### Instructions to follow
Each entry below is to be duplicated verbatim.

==== Data shown

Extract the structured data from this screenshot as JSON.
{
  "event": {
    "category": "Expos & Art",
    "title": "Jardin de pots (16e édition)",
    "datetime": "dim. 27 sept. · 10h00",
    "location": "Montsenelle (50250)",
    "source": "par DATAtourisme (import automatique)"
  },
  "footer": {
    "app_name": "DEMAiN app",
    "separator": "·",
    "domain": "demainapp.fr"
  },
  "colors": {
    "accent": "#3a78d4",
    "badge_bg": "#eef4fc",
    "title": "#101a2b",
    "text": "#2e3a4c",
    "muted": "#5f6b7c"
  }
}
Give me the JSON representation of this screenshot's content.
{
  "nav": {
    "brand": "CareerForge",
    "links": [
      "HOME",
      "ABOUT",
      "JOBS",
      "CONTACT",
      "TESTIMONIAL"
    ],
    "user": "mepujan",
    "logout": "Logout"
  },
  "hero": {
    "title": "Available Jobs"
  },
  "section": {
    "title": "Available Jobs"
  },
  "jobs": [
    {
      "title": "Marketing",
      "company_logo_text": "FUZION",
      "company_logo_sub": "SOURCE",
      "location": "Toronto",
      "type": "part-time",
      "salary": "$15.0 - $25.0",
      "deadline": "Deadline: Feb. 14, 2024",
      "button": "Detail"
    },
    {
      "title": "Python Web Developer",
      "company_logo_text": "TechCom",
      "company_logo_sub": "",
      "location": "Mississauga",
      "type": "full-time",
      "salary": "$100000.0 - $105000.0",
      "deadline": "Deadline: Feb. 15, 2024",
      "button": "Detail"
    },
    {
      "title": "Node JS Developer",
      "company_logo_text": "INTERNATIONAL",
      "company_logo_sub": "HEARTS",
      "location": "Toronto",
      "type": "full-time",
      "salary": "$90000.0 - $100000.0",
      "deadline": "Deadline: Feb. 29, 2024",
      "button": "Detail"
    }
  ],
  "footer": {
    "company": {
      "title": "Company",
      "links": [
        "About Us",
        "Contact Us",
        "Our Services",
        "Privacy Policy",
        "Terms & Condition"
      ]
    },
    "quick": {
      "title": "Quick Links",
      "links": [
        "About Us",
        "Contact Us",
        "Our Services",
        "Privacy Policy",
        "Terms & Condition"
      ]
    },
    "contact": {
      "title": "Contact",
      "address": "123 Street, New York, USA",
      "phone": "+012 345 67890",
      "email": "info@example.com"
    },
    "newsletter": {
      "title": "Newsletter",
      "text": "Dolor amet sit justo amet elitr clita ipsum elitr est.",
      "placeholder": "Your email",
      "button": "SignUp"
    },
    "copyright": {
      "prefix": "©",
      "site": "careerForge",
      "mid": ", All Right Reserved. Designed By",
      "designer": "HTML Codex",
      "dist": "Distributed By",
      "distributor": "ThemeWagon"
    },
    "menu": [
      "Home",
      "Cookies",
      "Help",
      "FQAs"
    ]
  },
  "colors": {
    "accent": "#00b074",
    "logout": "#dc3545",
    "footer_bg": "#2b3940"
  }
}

========

### Solution for this problem
Extract the structured data from this screenshot as JSON.
{
  "event": {
    "category": "Expos & Art",
    "title": "Jardin de pots (16e édition)",
    "datetime": "dim. 27 sept. · 10h00",
    "location": "Montsenelle (50250)",
    "source": "par DATAtourisme (import automatique)"
  },
  "footer": {
    "app_name": "DEMAiN app",
    "separator": "·",
    "domain": "demainapp.fr"
  },
  "colors": {
    "accent": "#3a78d4",
    "badge_bg": "#eef4fc",
    "title": "#101a2b",
    "text": "#2e3a4c",
    "muted": "#5f6b7c"
  }
}
Give me the JSON representation of this screenshot's content.
{
  "nav": {
    "brand": "CareerForge",
    "links": [
      "HOME",
      "ABOUT",
      "JOBS",
      "CONTACT",
      "TESTIMONIAL"
    ],
    "user": "mepujan",
    "logout": "Logout"
  },
  "hero": {
    "title": "Available Jobs"
  },
  "section": {
    "title": "Available Jobs"
  },
  "jobs": [
    {
      "title": "Marketing",
      "company_logo_text": "FUZION",
      "company_logo_sub": "SOURCE",
      "location": "Toronto",
      "type": "part-time",
      "salary": "$15.0 - $25.0",
      "deadline": "Deadline: Feb. 14, 2024",
      "button": "Detail"
    },
    {
      "title": "Python Web Developer",
      "company_logo_text": "TechCom",
      "company_logo_sub": "",
      "location": "Mississauga",
      "type": "full-time",
      "salary": "$100000.0 - $105000.0",
      "deadline": "Deadline: Feb. 15, 2024",
      "button": "Detail"
    },
    {
      "title": "Node JS Developer",
      "company_logo_text": "INTERNATIONAL",
      "company_logo_sub": "HEARTS",
      "location": "Toronto",
      "type": "full-time",
      "salary": "$90000.0 - $100000.0",
      "deadline": "Deadline: Feb. 29, 2024",
      "button": "Detail"
    }
  ],
  "footer": {
    "company": {
      "title": "Company",
      "links": [
        "About Us",
        "Contact Us",
        "Our Services",
        "Privacy Policy",
        "Terms & Condition"
      ]
    },
    "quick": {
      "title": "Quick Links",
      "links": [
        "About Us",
        "Contact Us",
        "Our Services",
        "Privacy Policy",
        "Terms & Condition"
      ]
    },
    "contact": {
      "title": "Contact",
      "address": "123 Street, New York, USA",
      "phone": "+012 345 67890",
      "email": "info@example.com"
    },
    "newsletter": {
      "title": "Newsletter",
      "text": "Dolor amet sit justo amet elitr clita ipsum elitr est.",
      "placeholder": "Your email",
      "button": "SignUp"
    },
    "copyright": {
      "prefix": "©",
      "site": "careerForge",
      "mid": ", All Right Reserved. Designed By",
      "designer": "HTML Codex",
      "dist": "Distributed By",
      "distributor": "ThemeWagon"
    },
    "menu": [
      "Home",
      "Cookies",
      "Help",
      "FQAs"
    ]
  },
  "colors": {
    "accent": "#00b074",
    "logout": "#dc3545",
    "footer_bg": "#2b3940"
  }
}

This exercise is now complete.